* _OBJECTIVE_:
Reproduce the material below line for line, without changing a single character.

* _TASK INPUT_:
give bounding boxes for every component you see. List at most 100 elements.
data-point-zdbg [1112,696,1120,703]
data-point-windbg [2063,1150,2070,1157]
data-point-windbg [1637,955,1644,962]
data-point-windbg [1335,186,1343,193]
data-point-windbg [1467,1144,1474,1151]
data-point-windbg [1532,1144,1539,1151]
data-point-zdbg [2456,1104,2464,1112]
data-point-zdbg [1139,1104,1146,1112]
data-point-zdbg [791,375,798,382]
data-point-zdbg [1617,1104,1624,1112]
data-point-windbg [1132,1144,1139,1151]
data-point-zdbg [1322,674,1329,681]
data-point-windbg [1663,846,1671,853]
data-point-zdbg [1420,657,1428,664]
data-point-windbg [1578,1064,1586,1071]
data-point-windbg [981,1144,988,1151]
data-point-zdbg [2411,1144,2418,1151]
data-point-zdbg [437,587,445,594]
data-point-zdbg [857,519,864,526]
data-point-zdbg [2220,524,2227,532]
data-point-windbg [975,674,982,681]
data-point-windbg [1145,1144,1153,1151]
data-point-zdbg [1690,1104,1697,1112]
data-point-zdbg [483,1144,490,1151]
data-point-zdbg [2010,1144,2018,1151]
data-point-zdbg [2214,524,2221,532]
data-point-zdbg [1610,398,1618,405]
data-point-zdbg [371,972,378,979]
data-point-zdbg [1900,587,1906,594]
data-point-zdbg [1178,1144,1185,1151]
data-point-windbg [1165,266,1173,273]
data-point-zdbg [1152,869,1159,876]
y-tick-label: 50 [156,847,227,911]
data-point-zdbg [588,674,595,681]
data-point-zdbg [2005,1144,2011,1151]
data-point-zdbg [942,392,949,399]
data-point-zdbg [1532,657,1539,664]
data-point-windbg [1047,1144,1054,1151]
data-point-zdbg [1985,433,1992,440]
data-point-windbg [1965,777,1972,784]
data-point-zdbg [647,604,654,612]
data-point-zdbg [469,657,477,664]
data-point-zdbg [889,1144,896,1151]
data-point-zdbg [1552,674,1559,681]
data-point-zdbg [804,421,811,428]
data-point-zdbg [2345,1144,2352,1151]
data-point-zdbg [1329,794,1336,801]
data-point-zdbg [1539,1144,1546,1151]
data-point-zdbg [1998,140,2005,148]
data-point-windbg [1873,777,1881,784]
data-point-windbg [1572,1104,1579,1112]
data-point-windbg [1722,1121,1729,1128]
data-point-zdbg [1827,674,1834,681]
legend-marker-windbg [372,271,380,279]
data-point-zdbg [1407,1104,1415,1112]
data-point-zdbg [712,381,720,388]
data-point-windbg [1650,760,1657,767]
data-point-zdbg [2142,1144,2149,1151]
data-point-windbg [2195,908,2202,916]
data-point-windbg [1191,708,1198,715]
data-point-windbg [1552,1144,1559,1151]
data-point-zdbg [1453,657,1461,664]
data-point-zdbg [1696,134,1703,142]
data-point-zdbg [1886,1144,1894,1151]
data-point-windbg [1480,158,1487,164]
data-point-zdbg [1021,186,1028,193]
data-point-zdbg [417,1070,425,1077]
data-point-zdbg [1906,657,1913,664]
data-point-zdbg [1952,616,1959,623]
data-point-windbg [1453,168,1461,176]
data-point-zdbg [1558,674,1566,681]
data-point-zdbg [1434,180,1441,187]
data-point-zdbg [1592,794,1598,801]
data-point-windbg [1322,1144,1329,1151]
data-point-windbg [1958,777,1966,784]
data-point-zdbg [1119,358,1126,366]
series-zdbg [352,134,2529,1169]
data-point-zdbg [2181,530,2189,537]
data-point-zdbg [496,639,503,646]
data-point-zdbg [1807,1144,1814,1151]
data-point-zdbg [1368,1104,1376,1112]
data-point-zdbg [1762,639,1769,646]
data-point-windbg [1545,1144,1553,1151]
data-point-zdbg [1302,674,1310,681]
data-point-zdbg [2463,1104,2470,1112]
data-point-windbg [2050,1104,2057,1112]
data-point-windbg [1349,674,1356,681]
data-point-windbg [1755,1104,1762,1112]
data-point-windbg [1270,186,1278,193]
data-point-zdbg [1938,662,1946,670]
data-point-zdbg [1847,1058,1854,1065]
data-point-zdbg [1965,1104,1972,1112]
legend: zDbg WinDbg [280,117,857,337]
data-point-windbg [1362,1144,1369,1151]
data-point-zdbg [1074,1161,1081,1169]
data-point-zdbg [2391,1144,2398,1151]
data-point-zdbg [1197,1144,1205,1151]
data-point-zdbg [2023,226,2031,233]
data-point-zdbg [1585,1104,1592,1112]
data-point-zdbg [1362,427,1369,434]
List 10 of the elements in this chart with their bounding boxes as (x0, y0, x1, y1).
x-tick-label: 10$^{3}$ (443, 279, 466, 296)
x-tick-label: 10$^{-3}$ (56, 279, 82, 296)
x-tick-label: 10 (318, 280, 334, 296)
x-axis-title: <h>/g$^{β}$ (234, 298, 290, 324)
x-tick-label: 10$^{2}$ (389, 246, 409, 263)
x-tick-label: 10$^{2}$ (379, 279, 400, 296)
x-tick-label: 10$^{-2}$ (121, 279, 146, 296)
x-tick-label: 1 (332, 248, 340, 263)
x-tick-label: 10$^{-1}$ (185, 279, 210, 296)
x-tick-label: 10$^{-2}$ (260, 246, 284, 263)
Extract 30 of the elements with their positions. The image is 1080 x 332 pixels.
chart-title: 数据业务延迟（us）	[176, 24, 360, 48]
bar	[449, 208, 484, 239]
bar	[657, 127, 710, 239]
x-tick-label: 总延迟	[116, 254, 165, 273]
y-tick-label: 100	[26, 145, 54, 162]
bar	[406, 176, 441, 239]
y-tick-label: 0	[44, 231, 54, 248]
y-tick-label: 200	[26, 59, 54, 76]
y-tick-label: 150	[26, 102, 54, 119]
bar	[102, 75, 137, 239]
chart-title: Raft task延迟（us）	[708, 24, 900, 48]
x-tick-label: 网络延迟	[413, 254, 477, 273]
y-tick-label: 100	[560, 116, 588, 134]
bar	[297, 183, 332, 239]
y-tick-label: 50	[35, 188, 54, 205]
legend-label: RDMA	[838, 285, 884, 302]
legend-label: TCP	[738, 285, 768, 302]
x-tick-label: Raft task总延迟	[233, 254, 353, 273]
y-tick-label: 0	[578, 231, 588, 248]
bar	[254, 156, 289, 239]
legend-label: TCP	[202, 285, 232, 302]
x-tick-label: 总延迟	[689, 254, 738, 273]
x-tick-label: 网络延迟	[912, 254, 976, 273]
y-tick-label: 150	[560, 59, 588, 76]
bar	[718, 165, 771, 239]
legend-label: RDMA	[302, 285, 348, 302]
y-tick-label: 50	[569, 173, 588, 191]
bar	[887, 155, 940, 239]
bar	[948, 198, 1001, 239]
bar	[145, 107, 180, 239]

* _ANSWER TO THIS PROBLEM_:
give bounding boxes for every component you see. List at most 100 elements.
data-point-zdbg [1112,696,1120,703]
data-point-windbg [2063,1150,2070,1157]
data-point-windbg [1637,955,1644,962]
data-point-windbg [1335,186,1343,193]
data-point-windbg [1467,1144,1474,1151]
data-point-windbg [1532,1144,1539,1151]
data-point-zdbg [2456,1104,2464,1112]
data-point-zdbg [1139,1104,1146,1112]
data-point-zdbg [791,375,798,382]
data-point-zdbg [1617,1104,1624,1112]
data-point-windbg [1132,1144,1139,1151]
data-point-zdbg [1322,674,1329,681]
data-point-windbg [1663,846,1671,853]
data-point-zdbg [1420,657,1428,664]
data-point-windbg [1578,1064,1586,1071]
data-point-windbg [981,1144,988,1151]
data-point-zdbg [2411,1144,2418,1151]
data-point-zdbg [437,587,445,594]
data-point-zdbg [857,519,864,526]
data-point-zdbg [2220,524,2227,532]
data-point-windbg [975,674,982,681]
data-point-windbg [1145,1144,1153,1151]
data-point-zdbg [1690,1104,1697,1112]
data-point-zdbg [483,1144,490,1151]
data-point-zdbg [2010,1144,2018,1151]
data-point-zdbg [2214,524,2221,532]
data-point-zdbg [1610,398,1618,405]
data-point-zdbg [371,972,378,979]
data-point-zdbg [1900,587,1906,594]
data-point-zdbg [1178,1144,1185,1151]
data-point-windbg [1165,266,1173,273]
data-point-zdbg [1152,869,1159,876]
y-tick-label: 50 [156,847,227,911]
data-point-zdbg [588,674,595,681]
data-point-zdbg [2005,1144,2011,1151]
data-point-zdbg [942,392,949,399]
data-point-zdbg [1532,657,1539,664]
data-point-windbg [1047,1144,1054,1151]
data-point-zdbg [1985,433,1992,440]
data-point-windbg [1965,777,1972,784]
data-point-zdbg [647,604,654,612]
data-point-zdbg [469,657,477,664]
data-point-zdbg [889,1144,896,1151]
data-point-zdbg [1552,674,1559,681]
data-point-zdbg [804,421,811,428]
data-point-zdbg [2345,1144,2352,1151]
data-point-zdbg [1329,794,1336,801]
data-point-zdbg [1539,1144,1546,1151]
data-point-zdbg [1998,140,2005,148]
data-point-windbg [1873,777,1881,784]
data-point-windbg [1572,1104,1579,1112]
data-point-windbg [1722,1121,1729,1128]
data-point-zdbg [1827,674,1834,681]
legend-marker-windbg [372,271,380,279]
data-point-zdbg [1407,1104,1415,1112]
data-point-zdbg [712,381,720,388]
data-point-windbg [1650,760,1657,767]
data-point-zdbg [2142,1144,2149,1151]
data-point-windbg [2195,908,2202,916]
data-point-windbg [1191,708,1198,715]
data-point-windbg [1552,1144,1559,1151]
data-point-zdbg [1453,657,1461,664]
data-point-zdbg [1696,134,1703,142]
data-point-zdbg [1886,1144,1894,1151]
data-point-windbg [1480,158,1487,164]
data-point-zdbg [1021,186,1028,193]
data-point-zdbg [417,1070,425,1077]
data-point-zdbg [1906,657,1913,664]
data-point-zdbg [1952,616,1959,623]
data-point-windbg [1453,168,1461,176]
data-point-zdbg [1558,674,1566,681]
data-point-zdbg [1434,180,1441,187]
data-point-zdbg [1592,794,1598,801]
data-point-windbg [1322,1144,1329,1151]
data-point-windbg [1958,777,1966,784]
data-point-zdbg [1119,358,1126,366]
series-zdbg [352,134,2529,1169]
data-point-zdbg [2181,530,2189,537]
data-point-zdbg [496,639,503,646]
data-point-zdbg [1807,1144,1814,1151]
data-point-zdbg [1368,1104,1376,1112]
data-point-zdbg [1762,639,1769,646]
data-point-windbg [1545,1144,1553,1151]
data-point-zdbg [1302,674,1310,681]
data-point-zdbg [2463,1104,2470,1112]
data-point-windbg [2050,1104,2057,1112]
data-point-windbg [1349,674,1356,681]
data-point-windbg [1755,1104,1762,1112]
data-point-windbg [1270,186,1278,193]
data-point-zdbg [1938,662,1946,670]
data-point-zdbg [1847,1058,1854,1065]
data-point-zdbg [1965,1104,1972,1112]
legend: zDbg WinDbg [280,117,857,337]
data-point-windbg [1362,1144,1369,1151]
data-point-zdbg [1074,1161,1081,1169]
data-point-zdbg [2391,1144,2398,1151]
data-point-zdbg [1197,1144,1205,1151]
data-point-zdbg [2023,226,2031,233]
data-point-zdbg [1585,1104,1592,1112]
data-point-zdbg [1362,427,1369,434]
List 10 of the elements in this chart with their bounding boxes as (x0, y0, x1, y1).
x-tick-label: 10$^{3}$ (443, 279, 466, 296)
x-tick-label: 10$^{-3}$ (56, 279, 82, 296)
x-tick-label: 10 (318, 280, 334, 296)
x-axis-title: <h>/g$^{β}$ (234, 298, 290, 324)
x-tick-label: 10$^{2}$ (389, 246, 409, 263)
x-tick-label: 10$^{2}$ (379, 279, 400, 296)
x-tick-label: 10$^{-2}$ (121, 279, 146, 296)
x-tick-label: 1 (332, 248, 340, 263)
x-tick-label: 10$^{-1}$ (185, 279, 210, 296)
x-tick-label: 10$^{-2}$ (260, 246, 284, 263)
Extract 30 of the elements with their positions. The image is 1080 x 332 pixels.
chart-title: 数据业务延迟（us）	[176, 24, 360, 48]
bar	[449, 208, 484, 239]
bar	[657, 127, 710, 239]
x-tick-label: 总延迟	[116, 254, 165, 273]
y-tick-label: 100	[26, 145, 54, 162]
bar	[406, 176, 441, 239]
y-tick-label: 0	[44, 231, 54, 248]
y-tick-label: 200	[26, 59, 54, 76]
y-tick-label: 150	[26, 102, 54, 119]
bar	[102, 75, 137, 239]
chart-title: Raft task延迟（us）	[708, 24, 900, 48]
x-tick-label: 网络延迟	[413, 254, 477, 273]
y-tick-label: 100	[560, 116, 588, 134]
bar	[297, 183, 332, 239]
y-tick-label: 50	[35, 188, 54, 205]
legend-label: RDMA	[838, 285, 884, 302]
legend-label: TCP	[738, 285, 768, 302]
x-tick-label: Raft task总延迟	[233, 254, 353, 273]
y-tick-label: 0	[578, 231, 588, 248]
bar	[254, 156, 289, 239]
legend-label: TCP	[202, 285, 232, 302]
x-tick-label: 总延迟	[689, 254, 738, 273]
x-tick-label: 网络延迟	[912, 254, 976, 273]
y-tick-label: 150	[560, 59, 588, 76]
bar	[718, 165, 771, 239]
legend-label: RDMA	[302, 285, 348, 302]
y-tick-label: 50	[569, 173, 588, 191]
bar	[887, 155, 940, 239]
bar	[948, 198, 1001, 239]
bar	[145, 107, 180, 239]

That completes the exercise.